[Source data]
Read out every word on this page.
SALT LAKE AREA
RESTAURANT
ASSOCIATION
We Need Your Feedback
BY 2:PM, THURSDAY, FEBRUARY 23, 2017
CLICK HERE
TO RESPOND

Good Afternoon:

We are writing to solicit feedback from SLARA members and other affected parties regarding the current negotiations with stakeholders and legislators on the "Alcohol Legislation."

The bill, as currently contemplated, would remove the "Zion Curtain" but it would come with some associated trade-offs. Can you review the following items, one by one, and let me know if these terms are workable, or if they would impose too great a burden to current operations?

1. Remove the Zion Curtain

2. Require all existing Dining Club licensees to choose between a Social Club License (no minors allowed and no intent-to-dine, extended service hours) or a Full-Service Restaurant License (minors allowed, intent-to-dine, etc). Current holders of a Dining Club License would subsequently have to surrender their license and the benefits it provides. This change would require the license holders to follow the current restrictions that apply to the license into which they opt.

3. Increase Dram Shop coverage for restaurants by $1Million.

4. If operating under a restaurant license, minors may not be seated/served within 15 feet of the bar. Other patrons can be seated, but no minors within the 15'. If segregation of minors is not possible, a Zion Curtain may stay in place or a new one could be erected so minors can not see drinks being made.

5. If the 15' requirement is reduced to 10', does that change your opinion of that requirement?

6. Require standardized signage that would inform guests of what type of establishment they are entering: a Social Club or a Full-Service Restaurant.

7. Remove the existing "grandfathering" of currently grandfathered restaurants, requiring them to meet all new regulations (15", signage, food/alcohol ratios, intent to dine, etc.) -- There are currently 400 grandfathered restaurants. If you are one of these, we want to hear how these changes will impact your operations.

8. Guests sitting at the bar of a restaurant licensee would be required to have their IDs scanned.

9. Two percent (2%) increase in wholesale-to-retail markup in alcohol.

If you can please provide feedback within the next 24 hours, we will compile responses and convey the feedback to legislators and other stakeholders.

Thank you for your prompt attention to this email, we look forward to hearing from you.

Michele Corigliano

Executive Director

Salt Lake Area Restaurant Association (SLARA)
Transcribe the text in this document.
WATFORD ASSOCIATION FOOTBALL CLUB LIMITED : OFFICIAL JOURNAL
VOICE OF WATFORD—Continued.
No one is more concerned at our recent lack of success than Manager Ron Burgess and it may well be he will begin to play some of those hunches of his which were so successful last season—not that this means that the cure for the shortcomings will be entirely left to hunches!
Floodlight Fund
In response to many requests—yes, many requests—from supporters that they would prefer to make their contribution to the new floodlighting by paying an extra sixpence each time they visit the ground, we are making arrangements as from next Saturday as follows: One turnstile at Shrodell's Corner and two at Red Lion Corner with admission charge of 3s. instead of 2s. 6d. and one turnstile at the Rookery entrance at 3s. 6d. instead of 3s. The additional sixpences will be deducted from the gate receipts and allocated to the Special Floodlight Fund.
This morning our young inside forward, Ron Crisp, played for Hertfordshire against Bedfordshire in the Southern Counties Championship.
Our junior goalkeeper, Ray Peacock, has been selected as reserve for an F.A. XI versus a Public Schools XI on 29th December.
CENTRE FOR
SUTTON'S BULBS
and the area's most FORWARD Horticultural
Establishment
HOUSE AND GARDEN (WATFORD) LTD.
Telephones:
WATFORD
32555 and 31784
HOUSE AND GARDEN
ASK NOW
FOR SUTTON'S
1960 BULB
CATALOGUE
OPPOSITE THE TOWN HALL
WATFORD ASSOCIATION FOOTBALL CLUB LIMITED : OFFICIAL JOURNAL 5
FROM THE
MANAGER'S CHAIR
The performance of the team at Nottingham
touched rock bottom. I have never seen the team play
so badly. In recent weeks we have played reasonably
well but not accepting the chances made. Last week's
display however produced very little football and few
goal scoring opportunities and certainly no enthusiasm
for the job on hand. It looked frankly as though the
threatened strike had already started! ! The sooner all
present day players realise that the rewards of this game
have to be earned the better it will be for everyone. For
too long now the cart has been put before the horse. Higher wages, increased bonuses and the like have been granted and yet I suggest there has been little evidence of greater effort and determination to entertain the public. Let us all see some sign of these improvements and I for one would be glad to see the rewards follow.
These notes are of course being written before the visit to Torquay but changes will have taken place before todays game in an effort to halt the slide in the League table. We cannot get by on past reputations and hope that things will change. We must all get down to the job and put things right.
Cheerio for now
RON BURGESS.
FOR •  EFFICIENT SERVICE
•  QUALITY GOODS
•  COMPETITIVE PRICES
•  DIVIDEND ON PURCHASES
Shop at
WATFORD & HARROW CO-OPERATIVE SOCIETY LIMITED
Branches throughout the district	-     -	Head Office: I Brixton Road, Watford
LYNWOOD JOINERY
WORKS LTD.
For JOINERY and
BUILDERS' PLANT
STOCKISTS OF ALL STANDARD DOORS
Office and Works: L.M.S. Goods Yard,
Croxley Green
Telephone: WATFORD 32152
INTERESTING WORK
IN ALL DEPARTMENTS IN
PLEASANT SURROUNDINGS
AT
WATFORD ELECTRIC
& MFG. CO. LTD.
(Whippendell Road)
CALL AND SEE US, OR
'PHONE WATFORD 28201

### WORK TO COMPLETE
Your task is to collect every line above that contains the word "made".

### RESPONSE
4. If operating under a restaurant license, minors may not be seated/served within 15 feet of the bar. Other patrons can be seated, but no minors within the 15'. If segregation of minors is not possible, a Zion Curtain may stay in place or a new one could be erected so minors can not see drinks being made.
well but not accepting the chances made. Last week's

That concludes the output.